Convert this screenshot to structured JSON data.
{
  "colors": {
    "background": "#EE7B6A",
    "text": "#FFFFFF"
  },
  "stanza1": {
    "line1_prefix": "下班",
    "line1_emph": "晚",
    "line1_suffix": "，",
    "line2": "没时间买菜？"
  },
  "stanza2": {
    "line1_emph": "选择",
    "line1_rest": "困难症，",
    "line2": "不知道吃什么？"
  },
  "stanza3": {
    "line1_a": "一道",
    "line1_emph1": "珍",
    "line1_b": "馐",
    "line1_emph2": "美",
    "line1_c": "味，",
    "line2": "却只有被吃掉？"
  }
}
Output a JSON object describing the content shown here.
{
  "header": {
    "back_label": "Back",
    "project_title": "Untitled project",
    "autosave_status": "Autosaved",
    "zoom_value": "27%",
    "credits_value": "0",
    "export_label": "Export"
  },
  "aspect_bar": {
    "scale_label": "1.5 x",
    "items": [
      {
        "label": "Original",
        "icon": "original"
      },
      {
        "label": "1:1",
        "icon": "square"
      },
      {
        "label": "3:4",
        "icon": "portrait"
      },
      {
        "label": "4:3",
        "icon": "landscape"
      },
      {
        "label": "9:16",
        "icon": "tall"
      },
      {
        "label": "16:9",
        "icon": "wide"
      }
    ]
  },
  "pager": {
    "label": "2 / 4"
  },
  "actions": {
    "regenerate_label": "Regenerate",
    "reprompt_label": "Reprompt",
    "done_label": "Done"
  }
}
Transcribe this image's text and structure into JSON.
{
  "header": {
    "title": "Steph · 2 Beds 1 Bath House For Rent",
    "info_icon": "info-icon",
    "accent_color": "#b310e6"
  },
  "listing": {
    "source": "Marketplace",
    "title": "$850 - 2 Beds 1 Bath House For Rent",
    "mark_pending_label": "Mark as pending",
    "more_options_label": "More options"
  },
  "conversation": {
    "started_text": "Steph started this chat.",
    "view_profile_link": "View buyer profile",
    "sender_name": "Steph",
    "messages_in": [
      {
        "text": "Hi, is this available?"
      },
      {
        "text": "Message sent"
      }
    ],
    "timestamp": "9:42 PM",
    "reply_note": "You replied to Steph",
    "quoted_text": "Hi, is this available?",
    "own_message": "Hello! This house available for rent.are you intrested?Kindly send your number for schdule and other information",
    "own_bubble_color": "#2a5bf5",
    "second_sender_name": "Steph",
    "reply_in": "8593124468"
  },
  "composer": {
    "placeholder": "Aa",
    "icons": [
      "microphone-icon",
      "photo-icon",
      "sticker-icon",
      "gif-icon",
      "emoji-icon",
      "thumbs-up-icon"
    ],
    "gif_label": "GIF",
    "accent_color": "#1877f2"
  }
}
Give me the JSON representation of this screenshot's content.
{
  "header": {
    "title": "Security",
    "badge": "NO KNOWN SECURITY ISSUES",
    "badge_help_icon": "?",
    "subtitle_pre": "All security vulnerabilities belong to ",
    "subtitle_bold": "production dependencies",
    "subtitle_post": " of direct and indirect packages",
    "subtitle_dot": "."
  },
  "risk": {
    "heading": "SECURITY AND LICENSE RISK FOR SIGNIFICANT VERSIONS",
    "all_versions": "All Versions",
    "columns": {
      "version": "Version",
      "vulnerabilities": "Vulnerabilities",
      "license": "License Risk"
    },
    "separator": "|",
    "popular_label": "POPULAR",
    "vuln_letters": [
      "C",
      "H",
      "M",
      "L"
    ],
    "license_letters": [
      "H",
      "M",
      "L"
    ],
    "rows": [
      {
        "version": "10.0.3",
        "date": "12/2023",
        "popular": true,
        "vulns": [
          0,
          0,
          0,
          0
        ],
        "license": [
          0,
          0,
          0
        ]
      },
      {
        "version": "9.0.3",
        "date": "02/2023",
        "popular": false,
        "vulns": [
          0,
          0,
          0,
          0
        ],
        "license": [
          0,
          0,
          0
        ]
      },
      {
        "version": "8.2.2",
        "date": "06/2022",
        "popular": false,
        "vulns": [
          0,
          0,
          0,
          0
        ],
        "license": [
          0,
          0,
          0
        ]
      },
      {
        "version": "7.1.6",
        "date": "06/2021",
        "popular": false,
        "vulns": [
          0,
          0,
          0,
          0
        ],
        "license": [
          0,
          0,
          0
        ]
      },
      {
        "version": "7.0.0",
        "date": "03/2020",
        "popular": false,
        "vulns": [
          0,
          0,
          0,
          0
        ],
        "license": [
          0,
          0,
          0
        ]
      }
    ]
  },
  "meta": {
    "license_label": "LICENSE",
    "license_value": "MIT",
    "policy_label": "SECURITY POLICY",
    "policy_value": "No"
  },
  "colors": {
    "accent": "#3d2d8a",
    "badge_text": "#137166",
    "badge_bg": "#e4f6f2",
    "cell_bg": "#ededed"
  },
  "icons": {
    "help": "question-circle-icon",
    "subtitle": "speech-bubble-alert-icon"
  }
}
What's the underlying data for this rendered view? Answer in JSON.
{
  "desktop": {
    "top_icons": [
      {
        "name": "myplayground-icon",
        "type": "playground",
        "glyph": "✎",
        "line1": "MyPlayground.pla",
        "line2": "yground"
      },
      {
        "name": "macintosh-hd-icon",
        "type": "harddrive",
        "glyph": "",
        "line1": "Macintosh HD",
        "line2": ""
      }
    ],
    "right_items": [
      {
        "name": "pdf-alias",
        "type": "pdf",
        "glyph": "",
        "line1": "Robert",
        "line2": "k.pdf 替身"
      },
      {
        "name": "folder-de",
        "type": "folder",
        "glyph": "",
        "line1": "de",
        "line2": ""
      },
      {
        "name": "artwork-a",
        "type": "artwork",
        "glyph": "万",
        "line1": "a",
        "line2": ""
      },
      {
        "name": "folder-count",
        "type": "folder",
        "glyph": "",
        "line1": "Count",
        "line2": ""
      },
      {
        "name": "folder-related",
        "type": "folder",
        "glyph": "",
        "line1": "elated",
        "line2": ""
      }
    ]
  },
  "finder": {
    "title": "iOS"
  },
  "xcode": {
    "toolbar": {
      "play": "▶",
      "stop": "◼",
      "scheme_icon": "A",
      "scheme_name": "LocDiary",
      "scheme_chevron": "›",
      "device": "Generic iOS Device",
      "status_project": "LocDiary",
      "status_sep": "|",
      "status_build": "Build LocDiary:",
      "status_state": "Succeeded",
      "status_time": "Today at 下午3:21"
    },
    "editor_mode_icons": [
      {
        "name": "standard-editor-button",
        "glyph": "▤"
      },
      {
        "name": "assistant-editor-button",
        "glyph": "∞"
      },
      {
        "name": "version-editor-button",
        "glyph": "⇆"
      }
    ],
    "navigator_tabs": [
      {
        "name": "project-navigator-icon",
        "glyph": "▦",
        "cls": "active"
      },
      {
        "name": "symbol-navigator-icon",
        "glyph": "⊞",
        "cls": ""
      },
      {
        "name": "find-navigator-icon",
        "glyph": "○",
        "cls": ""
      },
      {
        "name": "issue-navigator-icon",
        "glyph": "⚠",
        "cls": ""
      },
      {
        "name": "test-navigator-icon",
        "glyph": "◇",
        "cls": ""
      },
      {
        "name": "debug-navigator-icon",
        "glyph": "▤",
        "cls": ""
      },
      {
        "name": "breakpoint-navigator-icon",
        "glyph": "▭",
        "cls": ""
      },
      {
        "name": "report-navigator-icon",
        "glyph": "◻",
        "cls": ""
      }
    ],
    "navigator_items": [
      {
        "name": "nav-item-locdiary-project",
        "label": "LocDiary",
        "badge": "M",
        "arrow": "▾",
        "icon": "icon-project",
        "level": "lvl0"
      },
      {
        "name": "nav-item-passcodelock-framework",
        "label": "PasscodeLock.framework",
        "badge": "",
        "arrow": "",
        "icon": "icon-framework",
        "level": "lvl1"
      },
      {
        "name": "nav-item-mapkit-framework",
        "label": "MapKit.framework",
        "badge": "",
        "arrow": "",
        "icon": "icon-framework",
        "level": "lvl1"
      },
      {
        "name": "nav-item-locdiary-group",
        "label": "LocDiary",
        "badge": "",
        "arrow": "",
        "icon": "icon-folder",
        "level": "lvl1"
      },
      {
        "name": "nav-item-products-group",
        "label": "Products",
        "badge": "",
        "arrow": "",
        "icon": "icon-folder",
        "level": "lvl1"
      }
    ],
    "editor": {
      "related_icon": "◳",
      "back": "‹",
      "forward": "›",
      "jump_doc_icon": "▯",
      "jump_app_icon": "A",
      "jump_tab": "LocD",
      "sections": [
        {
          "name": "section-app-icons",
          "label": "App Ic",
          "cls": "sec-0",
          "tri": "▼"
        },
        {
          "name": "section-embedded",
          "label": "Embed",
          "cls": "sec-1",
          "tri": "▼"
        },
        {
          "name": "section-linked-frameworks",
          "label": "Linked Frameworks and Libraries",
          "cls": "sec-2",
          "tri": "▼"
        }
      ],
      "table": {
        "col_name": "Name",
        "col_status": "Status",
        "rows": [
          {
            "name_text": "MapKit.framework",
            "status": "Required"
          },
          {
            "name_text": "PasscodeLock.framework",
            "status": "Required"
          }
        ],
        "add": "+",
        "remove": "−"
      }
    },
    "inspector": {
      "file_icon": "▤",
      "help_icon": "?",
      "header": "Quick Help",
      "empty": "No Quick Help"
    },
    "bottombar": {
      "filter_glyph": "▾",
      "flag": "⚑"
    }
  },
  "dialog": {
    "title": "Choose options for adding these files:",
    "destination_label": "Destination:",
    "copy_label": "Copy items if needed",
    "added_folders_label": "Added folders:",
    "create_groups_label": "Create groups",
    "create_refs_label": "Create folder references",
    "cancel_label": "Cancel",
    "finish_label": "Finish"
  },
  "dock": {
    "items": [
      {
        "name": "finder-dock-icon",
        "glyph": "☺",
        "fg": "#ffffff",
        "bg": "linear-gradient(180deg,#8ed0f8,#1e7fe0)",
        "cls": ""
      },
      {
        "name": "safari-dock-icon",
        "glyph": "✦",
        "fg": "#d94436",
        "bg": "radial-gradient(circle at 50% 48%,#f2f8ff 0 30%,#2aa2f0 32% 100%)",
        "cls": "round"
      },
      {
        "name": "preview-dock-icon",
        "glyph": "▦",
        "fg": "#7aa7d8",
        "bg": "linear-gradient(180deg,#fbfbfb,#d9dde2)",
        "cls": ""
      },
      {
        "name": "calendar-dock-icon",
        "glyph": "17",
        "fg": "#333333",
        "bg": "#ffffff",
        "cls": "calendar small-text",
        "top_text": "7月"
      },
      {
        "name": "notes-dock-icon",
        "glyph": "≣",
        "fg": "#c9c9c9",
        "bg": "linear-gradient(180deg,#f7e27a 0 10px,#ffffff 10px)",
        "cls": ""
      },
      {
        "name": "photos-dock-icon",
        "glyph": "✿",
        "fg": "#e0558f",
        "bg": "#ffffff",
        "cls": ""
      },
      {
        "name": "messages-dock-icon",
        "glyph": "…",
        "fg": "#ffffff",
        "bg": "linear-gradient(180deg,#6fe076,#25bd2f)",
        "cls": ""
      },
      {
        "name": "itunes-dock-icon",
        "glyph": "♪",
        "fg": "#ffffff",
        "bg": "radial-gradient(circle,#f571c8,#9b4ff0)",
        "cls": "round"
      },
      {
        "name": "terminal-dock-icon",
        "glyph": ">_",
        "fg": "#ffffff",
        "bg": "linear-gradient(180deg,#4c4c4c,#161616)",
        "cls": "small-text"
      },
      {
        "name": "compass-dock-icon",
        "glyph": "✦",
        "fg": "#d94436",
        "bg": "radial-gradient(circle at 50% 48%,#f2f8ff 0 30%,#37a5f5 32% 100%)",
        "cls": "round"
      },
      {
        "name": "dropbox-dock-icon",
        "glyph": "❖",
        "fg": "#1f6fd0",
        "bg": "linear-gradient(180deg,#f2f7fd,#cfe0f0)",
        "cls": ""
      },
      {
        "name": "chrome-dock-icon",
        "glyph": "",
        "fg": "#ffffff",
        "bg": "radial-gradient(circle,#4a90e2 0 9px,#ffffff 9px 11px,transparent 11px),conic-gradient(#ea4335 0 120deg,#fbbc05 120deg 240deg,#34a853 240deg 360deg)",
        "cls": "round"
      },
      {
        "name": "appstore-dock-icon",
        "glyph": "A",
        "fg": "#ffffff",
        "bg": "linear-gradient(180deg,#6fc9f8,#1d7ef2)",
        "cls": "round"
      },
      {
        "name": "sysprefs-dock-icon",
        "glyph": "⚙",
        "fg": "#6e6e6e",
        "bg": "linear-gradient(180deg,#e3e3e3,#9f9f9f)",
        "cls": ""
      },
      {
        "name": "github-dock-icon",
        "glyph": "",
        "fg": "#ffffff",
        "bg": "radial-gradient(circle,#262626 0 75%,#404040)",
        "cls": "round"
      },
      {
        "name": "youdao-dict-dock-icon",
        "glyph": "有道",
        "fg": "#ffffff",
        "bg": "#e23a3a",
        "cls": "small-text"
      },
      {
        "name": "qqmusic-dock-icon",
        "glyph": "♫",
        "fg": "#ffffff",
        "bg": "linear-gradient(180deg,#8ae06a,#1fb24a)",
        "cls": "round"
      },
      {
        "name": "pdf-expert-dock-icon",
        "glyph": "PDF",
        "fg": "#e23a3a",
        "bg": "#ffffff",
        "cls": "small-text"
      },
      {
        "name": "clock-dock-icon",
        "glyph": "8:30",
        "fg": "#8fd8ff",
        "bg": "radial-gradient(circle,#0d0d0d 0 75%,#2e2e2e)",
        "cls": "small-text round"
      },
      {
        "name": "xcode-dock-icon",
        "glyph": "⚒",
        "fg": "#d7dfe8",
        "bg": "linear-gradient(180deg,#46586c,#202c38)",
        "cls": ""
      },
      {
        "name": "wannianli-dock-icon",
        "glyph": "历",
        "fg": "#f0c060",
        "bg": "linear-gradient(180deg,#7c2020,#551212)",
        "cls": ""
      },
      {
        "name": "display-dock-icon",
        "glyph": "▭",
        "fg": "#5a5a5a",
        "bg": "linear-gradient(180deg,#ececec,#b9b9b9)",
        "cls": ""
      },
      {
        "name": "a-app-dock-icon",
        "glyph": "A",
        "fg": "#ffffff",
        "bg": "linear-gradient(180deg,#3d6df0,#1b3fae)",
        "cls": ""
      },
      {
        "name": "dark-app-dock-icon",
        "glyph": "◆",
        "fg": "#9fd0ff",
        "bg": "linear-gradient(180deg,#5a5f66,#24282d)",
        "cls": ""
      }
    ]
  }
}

———

Problem description:
Copy every line of the listing that contains the word "Bath".

Solved exercise:
    "title": "Steph · 2 Beds 1 Bath House For Rent",
    "title": "$850 - 2 Beds 1 Bath House For Rent",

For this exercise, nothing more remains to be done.